═════ Source records

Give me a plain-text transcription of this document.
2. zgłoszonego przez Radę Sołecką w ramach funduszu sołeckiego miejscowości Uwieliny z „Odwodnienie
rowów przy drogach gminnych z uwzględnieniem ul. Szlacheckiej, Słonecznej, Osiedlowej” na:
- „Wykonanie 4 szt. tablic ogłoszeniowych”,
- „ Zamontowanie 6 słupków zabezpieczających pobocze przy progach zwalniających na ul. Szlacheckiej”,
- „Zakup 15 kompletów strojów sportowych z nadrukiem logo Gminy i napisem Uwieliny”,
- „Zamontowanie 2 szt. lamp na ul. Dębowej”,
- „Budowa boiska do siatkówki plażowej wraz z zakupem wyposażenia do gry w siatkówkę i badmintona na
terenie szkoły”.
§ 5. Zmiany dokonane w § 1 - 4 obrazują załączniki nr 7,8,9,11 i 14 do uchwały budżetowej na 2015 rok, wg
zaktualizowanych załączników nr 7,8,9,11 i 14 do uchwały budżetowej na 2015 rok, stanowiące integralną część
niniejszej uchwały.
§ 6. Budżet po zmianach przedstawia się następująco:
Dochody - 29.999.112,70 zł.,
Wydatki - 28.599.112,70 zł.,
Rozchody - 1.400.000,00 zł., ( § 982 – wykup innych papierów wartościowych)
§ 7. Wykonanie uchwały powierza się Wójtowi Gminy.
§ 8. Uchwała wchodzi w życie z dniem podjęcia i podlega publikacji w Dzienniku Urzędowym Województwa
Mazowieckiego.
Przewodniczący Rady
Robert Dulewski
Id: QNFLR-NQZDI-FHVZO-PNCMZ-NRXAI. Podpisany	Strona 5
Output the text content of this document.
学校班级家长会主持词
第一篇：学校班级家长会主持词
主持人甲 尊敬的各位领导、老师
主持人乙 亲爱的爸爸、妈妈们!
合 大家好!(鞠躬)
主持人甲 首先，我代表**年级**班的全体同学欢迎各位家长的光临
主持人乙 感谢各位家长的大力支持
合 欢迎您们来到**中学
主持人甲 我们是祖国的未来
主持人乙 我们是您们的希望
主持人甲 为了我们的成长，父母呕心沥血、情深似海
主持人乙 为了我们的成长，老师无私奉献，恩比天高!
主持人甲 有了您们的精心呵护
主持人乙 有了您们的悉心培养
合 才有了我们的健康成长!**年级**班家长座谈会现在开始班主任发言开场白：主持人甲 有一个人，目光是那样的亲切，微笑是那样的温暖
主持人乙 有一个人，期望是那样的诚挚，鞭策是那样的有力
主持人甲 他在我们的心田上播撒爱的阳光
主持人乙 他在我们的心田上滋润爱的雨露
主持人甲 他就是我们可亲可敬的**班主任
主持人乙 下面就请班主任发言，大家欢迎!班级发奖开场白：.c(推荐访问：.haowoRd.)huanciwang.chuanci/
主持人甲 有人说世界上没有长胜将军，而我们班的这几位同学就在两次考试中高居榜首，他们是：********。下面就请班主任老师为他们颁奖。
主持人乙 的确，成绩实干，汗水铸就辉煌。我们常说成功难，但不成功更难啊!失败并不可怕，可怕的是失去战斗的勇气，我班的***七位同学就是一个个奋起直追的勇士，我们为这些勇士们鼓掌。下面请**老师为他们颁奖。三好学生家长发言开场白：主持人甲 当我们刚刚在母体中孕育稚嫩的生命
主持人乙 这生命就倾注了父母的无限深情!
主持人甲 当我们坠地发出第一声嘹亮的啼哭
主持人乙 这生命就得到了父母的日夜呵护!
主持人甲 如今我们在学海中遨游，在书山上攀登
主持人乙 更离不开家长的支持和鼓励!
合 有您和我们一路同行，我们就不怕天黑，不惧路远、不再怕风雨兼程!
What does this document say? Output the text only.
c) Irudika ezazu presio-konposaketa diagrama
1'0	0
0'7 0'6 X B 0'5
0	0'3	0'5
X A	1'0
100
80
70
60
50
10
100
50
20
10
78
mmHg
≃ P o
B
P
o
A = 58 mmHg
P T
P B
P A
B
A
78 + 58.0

══════════

Job — Which lines of the material contain the string "budżetowej"? List each of them.

Written reply —
§ 5. Zmiany dokonane w § 1 - 4 obrazują załączniki nr 7,8,9,11 i 14 do uchwały budżetowej na 2015 rok, wg
zaktualizowanych załączników nr 7,8,9,11 i 14 do uchwały budżetowej na 2015 rok, stanowiące integralną część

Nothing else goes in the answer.